• [REQUIREMENTS]: Can the data below be echoed back word for word?

• [TASK INPUT]:
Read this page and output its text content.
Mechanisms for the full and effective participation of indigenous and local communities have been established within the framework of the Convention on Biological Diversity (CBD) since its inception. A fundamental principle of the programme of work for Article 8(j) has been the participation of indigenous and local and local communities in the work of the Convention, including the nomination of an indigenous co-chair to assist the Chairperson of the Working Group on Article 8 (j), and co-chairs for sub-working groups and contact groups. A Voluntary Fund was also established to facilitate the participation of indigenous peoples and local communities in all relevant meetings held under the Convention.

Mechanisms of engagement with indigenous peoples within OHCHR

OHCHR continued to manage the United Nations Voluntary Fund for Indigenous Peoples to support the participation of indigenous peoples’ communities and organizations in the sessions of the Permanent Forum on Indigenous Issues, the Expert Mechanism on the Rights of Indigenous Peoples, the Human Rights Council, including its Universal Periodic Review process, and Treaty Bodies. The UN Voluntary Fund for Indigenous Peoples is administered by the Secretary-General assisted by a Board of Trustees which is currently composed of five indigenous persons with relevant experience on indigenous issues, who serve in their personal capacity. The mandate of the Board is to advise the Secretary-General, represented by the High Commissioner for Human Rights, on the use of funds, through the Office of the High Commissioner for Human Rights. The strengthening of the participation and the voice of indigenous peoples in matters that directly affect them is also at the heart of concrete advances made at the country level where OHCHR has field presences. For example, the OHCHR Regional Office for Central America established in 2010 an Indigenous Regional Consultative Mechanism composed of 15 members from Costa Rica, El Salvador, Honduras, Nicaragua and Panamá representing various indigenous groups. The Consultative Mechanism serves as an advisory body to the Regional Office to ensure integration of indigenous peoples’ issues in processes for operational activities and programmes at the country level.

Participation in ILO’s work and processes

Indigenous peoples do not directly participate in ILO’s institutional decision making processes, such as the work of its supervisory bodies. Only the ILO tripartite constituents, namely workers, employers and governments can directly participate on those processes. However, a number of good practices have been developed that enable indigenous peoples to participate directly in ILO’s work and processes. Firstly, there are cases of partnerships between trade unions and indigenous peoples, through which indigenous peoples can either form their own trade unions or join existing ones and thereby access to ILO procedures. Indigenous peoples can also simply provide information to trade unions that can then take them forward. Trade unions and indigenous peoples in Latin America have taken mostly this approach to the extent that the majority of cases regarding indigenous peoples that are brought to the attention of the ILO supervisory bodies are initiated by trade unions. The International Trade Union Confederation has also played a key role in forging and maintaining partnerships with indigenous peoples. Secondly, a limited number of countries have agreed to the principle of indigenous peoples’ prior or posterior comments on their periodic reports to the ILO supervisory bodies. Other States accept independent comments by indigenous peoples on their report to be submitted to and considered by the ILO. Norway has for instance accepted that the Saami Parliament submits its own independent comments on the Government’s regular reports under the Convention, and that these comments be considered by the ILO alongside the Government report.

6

• [RESPONSE BELOW]:
Read this page and output its text content.
Mechanisms for the full and effective participation of indigenous and local communities have been established within the framework of the Convention on Biological Diversity (CBD) since its inception. A fundamental principle of the programme of work for Article 8(j) has been the participation of indigenous and local and local communities in the work of the Convention, including the nomination of an indigenous co-chair to assist the Chairperson of the Working Group on Article 8 (j), and co-chairs for sub-working groups and contact groups. A Voluntary Fund was also established to facilitate the participation of indigenous peoples and local communities in all relevant meetings held under the Convention.

Mechanisms of engagement with indigenous peoples within OHCHR

OHCHR continued to manage the United Nations Voluntary Fund for Indigenous Peoples to support the participation of indigenous peoples’ communities and organizations in the sessions of the Permanent Forum on Indigenous Issues, the Expert Mechanism on the Rights of Indigenous Peoples, the Human Rights Council, including its Universal Periodic Review process, and Treaty Bodies. The UN Voluntary Fund for Indigenous Peoples is administered by the Secretary-General assisted by a Board of Trustees which is currently composed of five indigenous persons with relevant experience on indigenous issues, who serve in their personal capacity. The mandate of the Board is to advise the Secretary-General, represented by the High Commissioner for Human Rights, on the use of funds, through the Office of the High Commissioner for Human Rights. The strengthening of the participation and the voice of indigenous peoples in matters that directly affect them is also at the heart of concrete advances made at the country level where OHCHR has field presences. For example, the OHCHR Regional Office for Central America established in 2010 an Indigenous Regional Consultative Mechanism composed of 15 members from Costa Rica, El Salvador, Honduras, Nicaragua and Panamá representing various indigenous groups. The Consultative Mechanism serves as an advisory body to the Regional Office to ensure integration of indigenous peoples’ issues in processes for operational activities and programmes at the country level.

Participation in ILO’s work and processes

Indigenous peoples do not directly participate in ILO’s institutional decision making processes, such as the work of its supervisory bodies. Only the ILO tripartite constituents, namely workers, employers and governments can directly participate on those processes. However, a number of good practices have been developed that enable indigenous peoples to participate directly in ILO’s work and processes. Firstly, there are cases of partnerships between trade unions and indigenous peoples, through which indigenous peoples can either form their own trade unions or join existing ones and thereby access to ILO procedures. Indigenous peoples can also simply provide information to trade unions that can then take them forward. Trade unions and indigenous peoples in Latin America have taken mostly this approach to the extent that the majority of cases regarding indigenous peoples that are brought to the attention of the ILO supervisory bodies are initiated by trade unions. The International Trade Union Confederation has also played a key role in forging and maintaining partnerships with indigenous peoples. Secondly, a limited number of countries have agreed to the principle of indigenous peoples’ prior or posterior comments on their periodic reports to the ILO supervisory bodies. Other States accept independent comments by indigenous peoples on their report to be submitted to and considered by the ILO. Norway has for instance accepted that the Saami Parliament submits its own independent comments on the Government’s regular reports under the Convention, and that these comments be considered by the ILO alongside the Government report.

6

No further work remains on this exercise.